Written problem: Repeat, exactly and in full, the lines of the listing below, but without any pictures.

(Figure record extracts)
....

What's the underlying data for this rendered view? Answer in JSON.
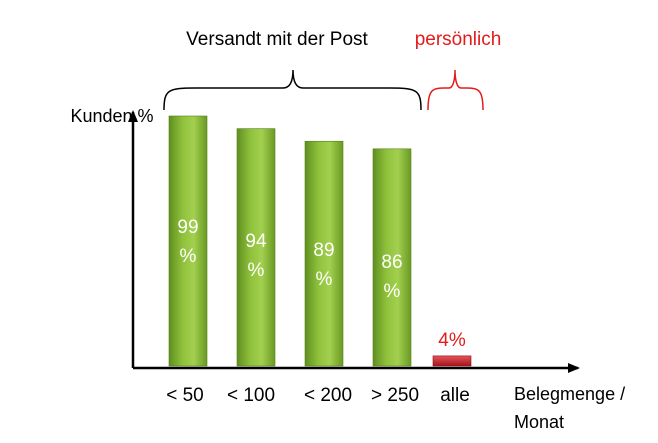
{
  "chart_data": {
    "type": "bar",
    "title": "",
    "ylabel": "Kunden %",
    "xlabel_line1": "Belegmenge /",
    "xlabel_line2": "Monat",
    "categories": [
      "< 50",
      "< 100",
      "< 200",
      "> 250",
      "alle"
    ],
    "values": [
      99,
      94,
      89,
      86,
      4
    ],
    "data_labels": [
      [
        "99",
        "%"
      ],
      [
        "94",
        "%"
      ],
      [
        "89",
        "%"
      ],
      [
        "86",
        "%"
      ],
      [
        "4%"
      ]
    ],
    "groups": [
      {
        "label": "Versandt mit der Post",
        "categories": [
          "< 50",
          "< 100",
          "< 200",
          "> 250"
        ],
        "color": "#000000"
      },
      {
        "label": "persönlich",
        "categories": [
          "alle"
        ],
        "color": "#e31b1b"
      }
    ],
    "colors": {
      "post_bar": "#7fb030",
      "personal_bar": "#c8232b",
      "personal_text": "#e31b1b",
      "label_inside": "#ffffff"
    },
    "ylim": [
      0,
      110
    ],
    "grid": false,
    "legend": "none"
  }
}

....

Answer to this problem:
What's the underlying data for this rendered view? Answer in JSON.
{
  "chart_data": {
    "type": "bar",
    "title": "",
    "ylabel": "Kunden %",
    "xlabel_line1": "Belegmenge /",
    "xlabel_line2": "Monat",
    "categories": [
      "< 50",
      "< 100",
      "< 200",
      "> 250",
      "alle"
    ],
    "values": [
      99,
      94,
      89,
      86,
      4
    ],
    "data_labels": [
      [
        "99",
        "%"
      ],
      [
        "94",
        "%"
      ],
      [
        "89",
        "%"
      ],
      [
        "86",
        "%"
      ],
      [
        "4%"
      ]
    ],
    "groups": [
      {
        "label": "Versandt mit der Post",
        "categories": [
          "< 50",
          "< 100",
          "< 200",
          "> 250"
        ],
        "color": "#000000"
      },
      {
        "label": "persönlich",
        "categories": [
          "alle"
        ],
        "color": "#e31b1b"
      }
    ],
    "colors": {
      "post_bar": "#7fb030",
      "personal_bar": "#c8232b",
      "personal_text": "#e31b1b",
      "label_inside": "#ffffff"
    },
    "ylim": [
      0,
      110
    ],
    "grid": false,
    "legend": "none"
  }
}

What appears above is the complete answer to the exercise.